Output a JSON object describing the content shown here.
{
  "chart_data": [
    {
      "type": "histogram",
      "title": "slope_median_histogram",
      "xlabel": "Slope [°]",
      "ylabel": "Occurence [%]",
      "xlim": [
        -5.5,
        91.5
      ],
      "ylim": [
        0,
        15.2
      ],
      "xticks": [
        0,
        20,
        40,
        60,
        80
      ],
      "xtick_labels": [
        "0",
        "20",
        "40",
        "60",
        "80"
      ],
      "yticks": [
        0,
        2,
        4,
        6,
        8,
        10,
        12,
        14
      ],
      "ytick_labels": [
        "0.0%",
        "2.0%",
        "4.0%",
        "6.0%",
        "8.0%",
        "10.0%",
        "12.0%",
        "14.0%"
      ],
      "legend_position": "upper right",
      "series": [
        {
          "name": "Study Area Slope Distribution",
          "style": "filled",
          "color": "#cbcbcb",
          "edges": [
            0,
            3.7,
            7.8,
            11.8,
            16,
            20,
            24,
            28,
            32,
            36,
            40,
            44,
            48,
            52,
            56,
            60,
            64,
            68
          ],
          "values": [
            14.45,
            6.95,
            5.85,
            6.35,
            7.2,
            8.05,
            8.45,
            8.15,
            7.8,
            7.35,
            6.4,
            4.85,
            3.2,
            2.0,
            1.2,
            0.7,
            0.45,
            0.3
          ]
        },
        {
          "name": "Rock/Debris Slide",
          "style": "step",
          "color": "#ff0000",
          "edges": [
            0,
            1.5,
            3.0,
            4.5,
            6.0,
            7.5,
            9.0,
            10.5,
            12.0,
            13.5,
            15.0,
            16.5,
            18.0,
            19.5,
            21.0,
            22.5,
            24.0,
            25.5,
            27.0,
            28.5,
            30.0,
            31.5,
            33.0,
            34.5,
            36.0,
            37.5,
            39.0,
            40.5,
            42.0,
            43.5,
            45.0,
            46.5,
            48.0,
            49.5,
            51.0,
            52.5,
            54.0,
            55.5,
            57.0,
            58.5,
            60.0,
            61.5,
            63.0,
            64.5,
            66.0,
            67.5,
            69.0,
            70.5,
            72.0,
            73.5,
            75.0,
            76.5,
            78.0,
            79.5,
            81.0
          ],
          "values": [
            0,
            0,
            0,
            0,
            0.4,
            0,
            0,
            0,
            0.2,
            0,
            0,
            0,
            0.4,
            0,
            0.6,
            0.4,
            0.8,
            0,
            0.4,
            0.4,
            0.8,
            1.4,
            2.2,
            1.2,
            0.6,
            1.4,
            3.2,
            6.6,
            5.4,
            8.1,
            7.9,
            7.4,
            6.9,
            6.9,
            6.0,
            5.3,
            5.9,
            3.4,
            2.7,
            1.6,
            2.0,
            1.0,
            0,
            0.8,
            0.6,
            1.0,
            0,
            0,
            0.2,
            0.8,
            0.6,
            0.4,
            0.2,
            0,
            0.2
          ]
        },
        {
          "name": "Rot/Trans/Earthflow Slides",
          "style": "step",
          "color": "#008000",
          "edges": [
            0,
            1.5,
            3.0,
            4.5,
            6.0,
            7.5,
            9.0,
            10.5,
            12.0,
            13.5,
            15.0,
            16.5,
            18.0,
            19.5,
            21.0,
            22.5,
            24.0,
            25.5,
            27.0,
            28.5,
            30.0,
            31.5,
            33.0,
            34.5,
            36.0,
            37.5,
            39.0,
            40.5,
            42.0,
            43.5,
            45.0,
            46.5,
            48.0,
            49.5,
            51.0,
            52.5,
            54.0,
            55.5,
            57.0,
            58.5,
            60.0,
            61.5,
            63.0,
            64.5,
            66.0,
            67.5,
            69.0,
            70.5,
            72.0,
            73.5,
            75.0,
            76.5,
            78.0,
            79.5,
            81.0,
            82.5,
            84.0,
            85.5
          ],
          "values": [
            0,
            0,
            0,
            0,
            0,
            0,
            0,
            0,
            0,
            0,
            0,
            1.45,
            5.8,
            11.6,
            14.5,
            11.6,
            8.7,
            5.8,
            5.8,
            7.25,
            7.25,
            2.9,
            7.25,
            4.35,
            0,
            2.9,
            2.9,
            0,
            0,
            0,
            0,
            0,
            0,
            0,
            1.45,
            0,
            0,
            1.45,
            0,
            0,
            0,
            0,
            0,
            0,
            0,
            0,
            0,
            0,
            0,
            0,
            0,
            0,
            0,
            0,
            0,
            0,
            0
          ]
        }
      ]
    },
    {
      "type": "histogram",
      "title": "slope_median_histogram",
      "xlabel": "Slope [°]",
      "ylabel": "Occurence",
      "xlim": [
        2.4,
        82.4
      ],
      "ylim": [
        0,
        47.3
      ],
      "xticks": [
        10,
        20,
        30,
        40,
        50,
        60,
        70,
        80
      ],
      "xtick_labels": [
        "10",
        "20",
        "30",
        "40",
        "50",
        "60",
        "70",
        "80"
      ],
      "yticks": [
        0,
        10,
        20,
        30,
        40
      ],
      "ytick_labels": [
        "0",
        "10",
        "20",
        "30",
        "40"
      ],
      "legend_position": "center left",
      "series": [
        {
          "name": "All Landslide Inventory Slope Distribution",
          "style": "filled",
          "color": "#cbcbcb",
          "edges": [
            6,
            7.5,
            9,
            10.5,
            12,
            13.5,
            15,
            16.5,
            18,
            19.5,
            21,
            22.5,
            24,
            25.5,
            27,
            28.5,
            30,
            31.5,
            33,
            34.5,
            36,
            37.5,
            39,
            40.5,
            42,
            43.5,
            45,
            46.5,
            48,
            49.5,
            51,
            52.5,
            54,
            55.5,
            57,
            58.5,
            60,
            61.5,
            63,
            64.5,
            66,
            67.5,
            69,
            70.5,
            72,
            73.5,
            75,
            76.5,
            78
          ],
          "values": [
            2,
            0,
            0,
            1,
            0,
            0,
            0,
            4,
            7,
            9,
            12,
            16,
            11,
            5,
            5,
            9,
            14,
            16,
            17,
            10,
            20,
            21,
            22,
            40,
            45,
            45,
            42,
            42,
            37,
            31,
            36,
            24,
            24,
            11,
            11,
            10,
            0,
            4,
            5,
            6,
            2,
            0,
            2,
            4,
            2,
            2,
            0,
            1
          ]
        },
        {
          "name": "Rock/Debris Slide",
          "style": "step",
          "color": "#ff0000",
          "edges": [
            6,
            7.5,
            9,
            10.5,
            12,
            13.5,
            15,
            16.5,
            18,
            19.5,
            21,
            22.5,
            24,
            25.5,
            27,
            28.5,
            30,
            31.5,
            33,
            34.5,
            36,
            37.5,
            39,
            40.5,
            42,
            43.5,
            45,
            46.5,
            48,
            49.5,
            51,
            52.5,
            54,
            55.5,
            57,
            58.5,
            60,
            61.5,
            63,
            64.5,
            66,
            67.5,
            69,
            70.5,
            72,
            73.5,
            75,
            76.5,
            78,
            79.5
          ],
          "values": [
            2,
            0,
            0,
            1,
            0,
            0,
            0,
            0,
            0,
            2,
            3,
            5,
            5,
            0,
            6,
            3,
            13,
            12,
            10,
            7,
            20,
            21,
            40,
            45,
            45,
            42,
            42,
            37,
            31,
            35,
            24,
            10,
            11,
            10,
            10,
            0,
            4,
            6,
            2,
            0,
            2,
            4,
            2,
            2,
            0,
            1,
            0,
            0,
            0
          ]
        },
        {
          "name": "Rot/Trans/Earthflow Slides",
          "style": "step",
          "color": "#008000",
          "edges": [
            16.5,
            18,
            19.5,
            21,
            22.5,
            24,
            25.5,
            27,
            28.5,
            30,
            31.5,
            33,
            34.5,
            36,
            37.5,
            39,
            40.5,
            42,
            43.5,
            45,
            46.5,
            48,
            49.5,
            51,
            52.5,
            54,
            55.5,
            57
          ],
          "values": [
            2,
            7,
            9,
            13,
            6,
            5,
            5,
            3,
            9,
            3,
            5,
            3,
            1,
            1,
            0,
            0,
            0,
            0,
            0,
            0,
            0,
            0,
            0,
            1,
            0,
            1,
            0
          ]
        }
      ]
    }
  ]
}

__________

Pick out each line that holds the string "Occurence".

- Full output:
      "ylabel": "Occurence [%]",
      "ylabel": "Occurence",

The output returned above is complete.